begin
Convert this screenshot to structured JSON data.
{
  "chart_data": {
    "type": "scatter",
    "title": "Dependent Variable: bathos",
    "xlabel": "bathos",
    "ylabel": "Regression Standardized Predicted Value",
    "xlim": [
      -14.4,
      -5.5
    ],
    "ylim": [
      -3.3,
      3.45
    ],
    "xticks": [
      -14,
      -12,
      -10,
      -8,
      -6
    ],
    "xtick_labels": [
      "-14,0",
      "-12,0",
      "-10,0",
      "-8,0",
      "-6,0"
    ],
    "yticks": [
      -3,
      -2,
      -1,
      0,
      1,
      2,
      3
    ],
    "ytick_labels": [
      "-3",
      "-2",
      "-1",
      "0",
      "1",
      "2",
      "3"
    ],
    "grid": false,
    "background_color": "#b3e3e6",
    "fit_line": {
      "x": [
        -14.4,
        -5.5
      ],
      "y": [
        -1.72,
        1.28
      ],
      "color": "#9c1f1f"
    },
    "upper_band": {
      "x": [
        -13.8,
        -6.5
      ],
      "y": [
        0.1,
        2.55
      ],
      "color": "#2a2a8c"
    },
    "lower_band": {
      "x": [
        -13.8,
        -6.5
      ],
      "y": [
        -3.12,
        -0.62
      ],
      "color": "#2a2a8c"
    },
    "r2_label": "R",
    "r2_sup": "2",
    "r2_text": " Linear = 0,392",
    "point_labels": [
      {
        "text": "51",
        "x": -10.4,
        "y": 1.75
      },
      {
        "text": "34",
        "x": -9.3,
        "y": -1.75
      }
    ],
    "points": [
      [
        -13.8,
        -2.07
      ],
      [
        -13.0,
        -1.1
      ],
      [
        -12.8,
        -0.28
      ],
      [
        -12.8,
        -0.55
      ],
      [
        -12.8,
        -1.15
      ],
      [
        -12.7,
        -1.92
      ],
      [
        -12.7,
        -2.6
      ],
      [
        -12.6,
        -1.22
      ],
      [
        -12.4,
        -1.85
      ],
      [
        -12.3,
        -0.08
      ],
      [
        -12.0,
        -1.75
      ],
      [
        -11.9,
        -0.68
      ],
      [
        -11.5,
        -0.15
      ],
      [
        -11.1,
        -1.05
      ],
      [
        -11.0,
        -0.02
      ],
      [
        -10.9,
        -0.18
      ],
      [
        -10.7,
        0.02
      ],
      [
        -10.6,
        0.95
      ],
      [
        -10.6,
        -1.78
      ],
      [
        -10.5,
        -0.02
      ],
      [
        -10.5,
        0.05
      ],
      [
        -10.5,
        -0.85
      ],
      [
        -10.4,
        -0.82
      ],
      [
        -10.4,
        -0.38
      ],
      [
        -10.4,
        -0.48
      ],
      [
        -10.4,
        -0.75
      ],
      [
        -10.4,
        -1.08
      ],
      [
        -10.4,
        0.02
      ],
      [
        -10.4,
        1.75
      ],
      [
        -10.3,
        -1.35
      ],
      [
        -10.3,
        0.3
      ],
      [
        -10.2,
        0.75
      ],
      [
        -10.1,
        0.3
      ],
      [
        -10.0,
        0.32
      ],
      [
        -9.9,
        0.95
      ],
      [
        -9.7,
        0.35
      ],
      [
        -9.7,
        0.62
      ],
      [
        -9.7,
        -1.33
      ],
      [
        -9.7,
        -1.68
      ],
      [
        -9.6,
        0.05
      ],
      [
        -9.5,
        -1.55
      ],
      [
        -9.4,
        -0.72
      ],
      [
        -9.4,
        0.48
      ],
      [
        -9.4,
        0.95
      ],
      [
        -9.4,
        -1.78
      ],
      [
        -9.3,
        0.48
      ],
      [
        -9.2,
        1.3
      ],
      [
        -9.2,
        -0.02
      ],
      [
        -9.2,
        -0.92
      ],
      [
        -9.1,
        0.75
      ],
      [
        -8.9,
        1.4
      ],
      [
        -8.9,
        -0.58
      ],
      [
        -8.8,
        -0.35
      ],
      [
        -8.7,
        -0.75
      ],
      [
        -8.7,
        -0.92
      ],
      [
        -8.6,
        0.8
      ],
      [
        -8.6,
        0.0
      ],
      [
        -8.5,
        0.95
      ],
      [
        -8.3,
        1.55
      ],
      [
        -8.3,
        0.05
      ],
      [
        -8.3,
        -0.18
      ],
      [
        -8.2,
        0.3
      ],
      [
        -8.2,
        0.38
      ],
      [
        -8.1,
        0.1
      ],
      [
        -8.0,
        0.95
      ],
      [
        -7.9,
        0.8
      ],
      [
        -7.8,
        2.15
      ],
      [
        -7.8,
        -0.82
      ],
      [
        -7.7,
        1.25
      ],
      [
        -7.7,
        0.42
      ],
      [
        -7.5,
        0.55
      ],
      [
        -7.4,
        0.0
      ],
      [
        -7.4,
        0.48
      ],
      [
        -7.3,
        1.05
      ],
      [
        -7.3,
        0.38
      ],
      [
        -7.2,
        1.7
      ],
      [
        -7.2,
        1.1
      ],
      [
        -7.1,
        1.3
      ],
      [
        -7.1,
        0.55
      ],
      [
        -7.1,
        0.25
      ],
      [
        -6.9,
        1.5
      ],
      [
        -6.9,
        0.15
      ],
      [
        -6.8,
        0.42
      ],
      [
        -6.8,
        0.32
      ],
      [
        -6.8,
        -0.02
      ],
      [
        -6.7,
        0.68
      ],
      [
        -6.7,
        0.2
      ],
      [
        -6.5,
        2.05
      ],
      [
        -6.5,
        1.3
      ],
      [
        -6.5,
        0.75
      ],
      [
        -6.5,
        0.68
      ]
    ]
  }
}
end
begin
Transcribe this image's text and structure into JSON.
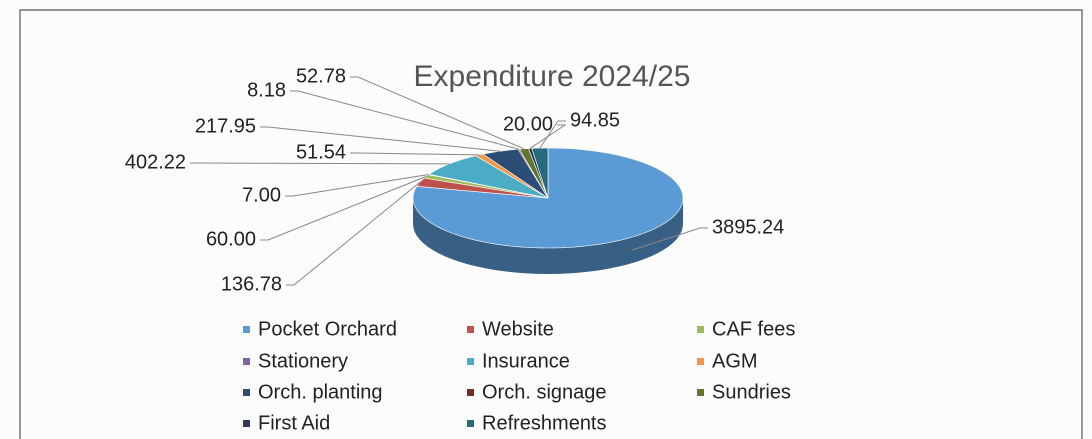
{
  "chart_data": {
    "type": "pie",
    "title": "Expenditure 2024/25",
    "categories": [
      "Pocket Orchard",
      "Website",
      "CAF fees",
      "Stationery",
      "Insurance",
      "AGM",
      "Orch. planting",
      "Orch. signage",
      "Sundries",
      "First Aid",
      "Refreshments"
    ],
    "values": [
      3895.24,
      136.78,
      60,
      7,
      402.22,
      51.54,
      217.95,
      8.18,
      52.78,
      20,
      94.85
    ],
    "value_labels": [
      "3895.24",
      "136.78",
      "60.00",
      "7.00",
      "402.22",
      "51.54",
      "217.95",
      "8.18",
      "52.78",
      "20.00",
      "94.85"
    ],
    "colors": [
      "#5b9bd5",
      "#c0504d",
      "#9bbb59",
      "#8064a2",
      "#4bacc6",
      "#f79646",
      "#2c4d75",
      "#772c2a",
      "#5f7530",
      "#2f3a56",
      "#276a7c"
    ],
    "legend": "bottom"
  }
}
end
- [Problem to work on]: Tally the lines of the records holding the word "this", then state only the tally.

- [Reply to the exercise]: 2